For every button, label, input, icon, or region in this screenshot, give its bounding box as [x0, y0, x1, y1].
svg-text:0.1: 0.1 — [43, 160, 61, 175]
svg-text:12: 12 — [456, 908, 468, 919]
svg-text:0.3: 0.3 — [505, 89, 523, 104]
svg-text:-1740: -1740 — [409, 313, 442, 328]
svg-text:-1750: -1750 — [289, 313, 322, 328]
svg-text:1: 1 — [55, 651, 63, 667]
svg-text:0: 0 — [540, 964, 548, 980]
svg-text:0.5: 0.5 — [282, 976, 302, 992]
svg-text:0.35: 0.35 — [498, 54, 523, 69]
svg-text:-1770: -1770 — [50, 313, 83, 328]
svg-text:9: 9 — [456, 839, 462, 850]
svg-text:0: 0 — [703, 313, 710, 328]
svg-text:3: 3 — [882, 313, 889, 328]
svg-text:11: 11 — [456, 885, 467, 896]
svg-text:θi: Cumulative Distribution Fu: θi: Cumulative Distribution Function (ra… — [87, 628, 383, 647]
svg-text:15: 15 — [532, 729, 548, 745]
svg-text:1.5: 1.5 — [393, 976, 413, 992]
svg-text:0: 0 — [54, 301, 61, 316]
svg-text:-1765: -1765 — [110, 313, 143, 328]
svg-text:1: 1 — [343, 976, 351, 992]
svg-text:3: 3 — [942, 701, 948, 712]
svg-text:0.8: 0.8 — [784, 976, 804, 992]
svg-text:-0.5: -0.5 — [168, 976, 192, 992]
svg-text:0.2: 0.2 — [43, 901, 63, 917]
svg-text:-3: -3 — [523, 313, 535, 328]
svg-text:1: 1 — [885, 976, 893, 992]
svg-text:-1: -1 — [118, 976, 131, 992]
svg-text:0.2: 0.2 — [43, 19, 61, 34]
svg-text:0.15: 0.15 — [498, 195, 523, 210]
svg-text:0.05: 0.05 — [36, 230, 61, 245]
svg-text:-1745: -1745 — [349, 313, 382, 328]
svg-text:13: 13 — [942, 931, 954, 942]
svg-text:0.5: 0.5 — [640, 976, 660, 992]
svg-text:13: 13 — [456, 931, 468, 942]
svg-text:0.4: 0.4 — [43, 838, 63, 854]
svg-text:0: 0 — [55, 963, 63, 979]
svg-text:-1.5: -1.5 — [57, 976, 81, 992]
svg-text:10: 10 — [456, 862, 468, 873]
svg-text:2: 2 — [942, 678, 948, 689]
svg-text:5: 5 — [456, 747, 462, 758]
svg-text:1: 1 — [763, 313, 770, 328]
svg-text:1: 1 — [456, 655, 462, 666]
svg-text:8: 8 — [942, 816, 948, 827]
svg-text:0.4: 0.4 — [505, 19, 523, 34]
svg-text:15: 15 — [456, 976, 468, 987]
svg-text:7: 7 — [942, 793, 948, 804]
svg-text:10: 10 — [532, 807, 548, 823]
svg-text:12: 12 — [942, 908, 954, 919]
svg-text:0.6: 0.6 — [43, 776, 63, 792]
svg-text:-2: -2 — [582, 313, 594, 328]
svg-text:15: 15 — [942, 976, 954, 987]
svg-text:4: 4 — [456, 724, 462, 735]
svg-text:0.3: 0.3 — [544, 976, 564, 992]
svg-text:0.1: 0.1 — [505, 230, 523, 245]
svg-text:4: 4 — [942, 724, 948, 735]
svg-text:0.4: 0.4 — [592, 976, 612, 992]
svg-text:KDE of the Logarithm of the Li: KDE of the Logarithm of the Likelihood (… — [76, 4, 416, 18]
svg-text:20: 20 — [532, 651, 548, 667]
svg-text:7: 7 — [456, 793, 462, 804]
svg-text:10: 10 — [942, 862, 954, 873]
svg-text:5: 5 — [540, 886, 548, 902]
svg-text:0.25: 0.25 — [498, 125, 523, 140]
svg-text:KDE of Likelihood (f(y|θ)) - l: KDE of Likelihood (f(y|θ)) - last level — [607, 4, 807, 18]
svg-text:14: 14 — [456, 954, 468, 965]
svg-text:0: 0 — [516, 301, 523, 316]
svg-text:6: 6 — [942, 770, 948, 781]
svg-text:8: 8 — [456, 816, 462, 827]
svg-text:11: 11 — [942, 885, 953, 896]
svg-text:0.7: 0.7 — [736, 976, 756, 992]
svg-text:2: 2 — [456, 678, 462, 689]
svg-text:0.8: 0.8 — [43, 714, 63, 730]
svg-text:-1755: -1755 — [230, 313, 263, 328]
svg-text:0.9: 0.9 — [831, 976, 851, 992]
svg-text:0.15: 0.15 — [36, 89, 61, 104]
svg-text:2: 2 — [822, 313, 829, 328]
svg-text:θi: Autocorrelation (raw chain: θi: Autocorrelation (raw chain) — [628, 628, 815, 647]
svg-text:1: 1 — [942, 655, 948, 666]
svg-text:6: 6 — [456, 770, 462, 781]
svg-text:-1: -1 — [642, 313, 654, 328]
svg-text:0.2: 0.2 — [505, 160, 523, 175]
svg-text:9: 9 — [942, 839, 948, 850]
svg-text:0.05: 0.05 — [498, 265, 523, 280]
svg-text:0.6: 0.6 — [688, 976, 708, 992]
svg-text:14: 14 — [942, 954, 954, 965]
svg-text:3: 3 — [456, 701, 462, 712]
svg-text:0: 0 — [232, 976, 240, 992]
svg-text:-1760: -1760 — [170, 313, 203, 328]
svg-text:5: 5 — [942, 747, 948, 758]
+++
__Task details__
How many lines in the material above contain the string "Likelihood"? Treat uppercase and lowercase as different, and reply with the number alone.

__Task solution__
2